» **Data extracted from a collection**:
--------
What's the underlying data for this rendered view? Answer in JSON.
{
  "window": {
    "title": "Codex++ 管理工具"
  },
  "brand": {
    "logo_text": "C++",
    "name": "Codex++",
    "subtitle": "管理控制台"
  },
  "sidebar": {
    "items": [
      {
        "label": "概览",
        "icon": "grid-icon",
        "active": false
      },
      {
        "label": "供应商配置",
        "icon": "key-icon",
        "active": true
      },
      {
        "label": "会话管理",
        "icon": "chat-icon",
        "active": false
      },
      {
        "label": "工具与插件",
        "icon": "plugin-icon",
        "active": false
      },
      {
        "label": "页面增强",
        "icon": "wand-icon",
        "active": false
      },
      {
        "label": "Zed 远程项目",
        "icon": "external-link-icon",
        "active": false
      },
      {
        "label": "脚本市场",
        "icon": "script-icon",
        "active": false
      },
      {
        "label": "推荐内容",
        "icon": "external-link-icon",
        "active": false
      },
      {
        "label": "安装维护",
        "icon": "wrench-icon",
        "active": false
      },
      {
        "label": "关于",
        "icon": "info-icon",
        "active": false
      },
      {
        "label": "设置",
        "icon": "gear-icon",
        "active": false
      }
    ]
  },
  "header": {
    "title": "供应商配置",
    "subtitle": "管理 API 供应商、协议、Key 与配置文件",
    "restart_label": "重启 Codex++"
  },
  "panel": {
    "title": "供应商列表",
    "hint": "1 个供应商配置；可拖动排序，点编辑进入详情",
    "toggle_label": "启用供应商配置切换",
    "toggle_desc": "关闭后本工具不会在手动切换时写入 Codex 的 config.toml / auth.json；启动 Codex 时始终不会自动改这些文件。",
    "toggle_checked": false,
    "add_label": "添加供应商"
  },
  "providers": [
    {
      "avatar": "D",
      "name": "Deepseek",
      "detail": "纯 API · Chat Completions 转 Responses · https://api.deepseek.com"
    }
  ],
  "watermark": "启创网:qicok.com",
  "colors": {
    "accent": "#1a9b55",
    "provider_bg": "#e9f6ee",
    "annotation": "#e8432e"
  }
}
--------
Reproduce the entire listing word for word.

What's the underlying data for this rendered view? Answer in JSON.
{
  "window": {
    "title": "Codex++ 管理工具"
  },
  "brand": {
    "logo_text": "C++",
    "name": "Codex++",
    "subtitle": "管理控制台"
  },
  "sidebar": {
    "items": [
      {
        "label": "概览",
        "icon": "grid-icon",
        "active": false
      },
      {
        "label": "供应商配置",
        "icon": "key-icon",
        "active": true
      },
      {
        "label": "会话管理",
        "icon": "chat-icon",
        "active": false
      },
      {
        "label": "工具与插件",
        "icon": "plugin-icon",
        "active": false
      },
      {
        "label": "页面增强",
        "icon": "wand-icon",
        "active": false
      },
      {
        "label": "Zed 远程项目",
        "icon": "external-link-icon",
        "active": false
      },
      {
        "label": "脚本市场",
        "icon": "script-icon",
        "active": false
      },
      {
        "label": "推荐内容",
        "icon": "external-link-icon",
        "active": false
      },
      {
        "label": "安装维护",
        "icon": "wrench-icon",
        "active": false
      },
      {
        "label": "关于",
        "icon": "info-icon",
        "active": false
      },
      {
        "label": "设置",
        "icon": "gear-icon",
        "active": false
      }
    ]
  },
  "header": {
    "title": "供应商配置",
    "subtitle": "管理 API 供应商、协议、Key 与配置文件",
    "restart_label": "重启 Codex++"
  },
  "panel": {
    "title": "供应商列表",
    "hint": "1 个供应商配置；可拖动排序，点编辑进入详情",
    "toggle_label": "启用供应商配置切换",
    "toggle_desc": "关闭后本工具不会在手动切换时写入 Codex 的 config.toml / auth.json；启动 Codex 时始终不会自动改这些文件。",
    "toggle_checked": false,
    "add_label": "添加供应商"
  },
  "providers": [
    {
      "avatar": "D",
      "name": "Deepseek",
      "detail": "纯 API · Chat Completions 转 Responses · https://api.deepseek.com"
    }
  ],
  "watermark": "启创网:qicok.com",
  "colors": {
    "accent": "#1a9b55",
    "provider_bg": "#e9f6ee",
    "annotation": "#e8432e"
  }
}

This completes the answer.